### WORK REQUIRED
Write the records below out in full, character for character, with no pictures.

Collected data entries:
▼▼▼
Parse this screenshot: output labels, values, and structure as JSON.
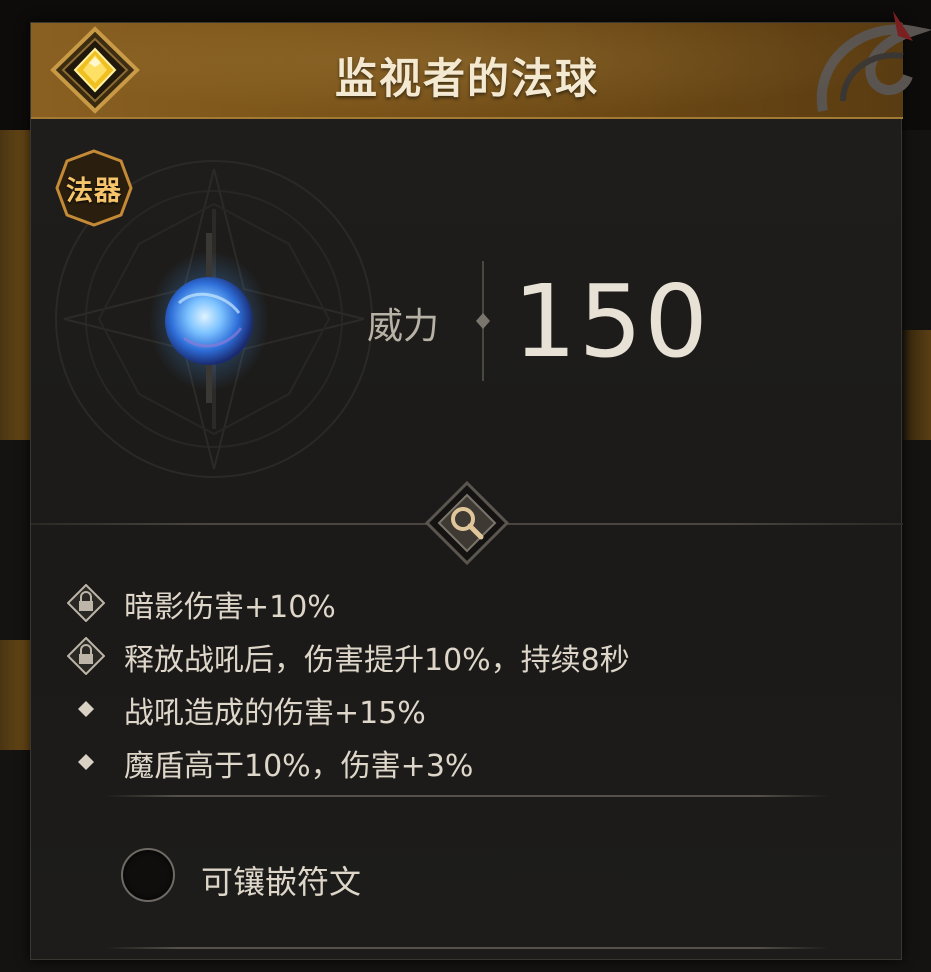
{
  "item": {
    "name": "监视者的法球",
    "type_badge": "法器"
  },
  "stat": {
    "label": "威力",
    "value": "150"
  },
  "affixes": [
    {
      "icon": "lock-diamond-icon",
      "text": "暗影伤害+10%"
    },
    {
      "icon": "lock-diamond-icon",
      "text": "释放战吼后，伤害提升10%，持续8秒"
    },
    {
      "icon": "diamond-bullet-icon",
      "text": "战吼造成的伤害+15%"
    },
    {
      "icon": "diamond-bullet-icon",
      "text": "魔盾高于10%，伤害+3%"
    }
  ],
  "socket": {
    "label": "可镶嵌符文"
  },
  "colors": {
    "title_bar": "#7b5419",
    "badge_text": "#f6c46a",
    "orb_glow": "#5aa8ff",
    "body_text": "#ddd6c9"
  }
}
▲▲▲
### RESULT OF THIS TASK
Parse this screenshot: output labels, values, and structure as JSON.
{
  "item": {
    "name": "监视者的法球",
    "type_badge": "法器"
  },
  "stat": {
    "label": "威力",
    "value": "150"
  },
  "affixes": [
    {
      "icon": "lock-diamond-icon",
      "text": "暗影伤害+10%"
    },
    {
      "icon": "lock-diamond-icon",
      "text": "释放战吼后，伤害提升10%，持续8秒"
    },
    {
      "icon": "diamond-bullet-icon",
      "text": "战吼造成的伤害+15%"
    },
    {
      "icon": "diamond-bullet-icon",
      "text": "魔盾高于10%，伤害+3%"
    }
  ],
  "socket": {
    "label": "可镶嵌符文"
  },
  "colors": {
    "title_bar": "#7b5419",
    "badge_text": "#f6c46a",
    "orb_glow": "#5aa8ff",
    "body_text": "#ddd6c9"
  }
}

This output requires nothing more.